Data excerpts
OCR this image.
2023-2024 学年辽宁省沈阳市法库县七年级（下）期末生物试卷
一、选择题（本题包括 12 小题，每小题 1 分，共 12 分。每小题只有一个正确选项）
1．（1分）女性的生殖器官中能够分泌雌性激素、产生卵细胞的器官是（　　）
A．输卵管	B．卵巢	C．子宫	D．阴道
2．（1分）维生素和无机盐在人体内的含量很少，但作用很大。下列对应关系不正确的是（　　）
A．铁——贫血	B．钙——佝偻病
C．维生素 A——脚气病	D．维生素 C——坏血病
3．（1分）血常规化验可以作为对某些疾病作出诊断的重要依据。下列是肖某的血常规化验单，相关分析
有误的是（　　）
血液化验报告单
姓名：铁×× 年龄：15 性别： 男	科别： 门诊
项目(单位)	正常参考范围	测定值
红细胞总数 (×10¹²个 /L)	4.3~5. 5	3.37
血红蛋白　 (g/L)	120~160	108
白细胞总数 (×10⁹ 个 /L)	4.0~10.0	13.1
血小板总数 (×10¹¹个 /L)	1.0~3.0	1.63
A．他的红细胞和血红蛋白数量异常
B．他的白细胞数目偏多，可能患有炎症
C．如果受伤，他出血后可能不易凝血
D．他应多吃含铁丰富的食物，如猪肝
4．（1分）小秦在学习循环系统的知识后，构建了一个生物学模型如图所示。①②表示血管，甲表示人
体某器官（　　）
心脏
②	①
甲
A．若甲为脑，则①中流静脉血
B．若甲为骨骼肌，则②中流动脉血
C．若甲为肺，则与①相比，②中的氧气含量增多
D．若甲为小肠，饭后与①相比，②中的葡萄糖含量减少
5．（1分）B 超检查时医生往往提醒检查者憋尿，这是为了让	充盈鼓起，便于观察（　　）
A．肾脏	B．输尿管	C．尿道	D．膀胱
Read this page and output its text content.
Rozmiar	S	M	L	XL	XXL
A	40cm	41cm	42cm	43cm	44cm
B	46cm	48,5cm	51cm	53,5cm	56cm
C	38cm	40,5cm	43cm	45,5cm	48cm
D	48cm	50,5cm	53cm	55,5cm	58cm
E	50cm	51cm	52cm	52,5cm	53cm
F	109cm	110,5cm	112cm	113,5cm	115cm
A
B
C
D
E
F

- SET PROBLEM:
Each line from the one containing "Read this page and output its text content." to the final line of the entries above must be returned exactly, and no other line may appear.

- RESPONSE BELOW:
Read this page and output its text content.
Rozmiar	S	M	L	XL	XXL
A	40cm	41cm	42cm	43cm	44cm
B	46cm	48,5cm	51cm	53,5cm	56cm
C	38cm	40,5cm	43cm	45,5cm	48cm
D	48cm	50,5cm	53cm	55,5cm	58cm
E	50cm	51cm	52cm	52,5cm	53cm
F	109cm	110,5cm	112cm	113,5cm	115cm
A
B
C
D
E
F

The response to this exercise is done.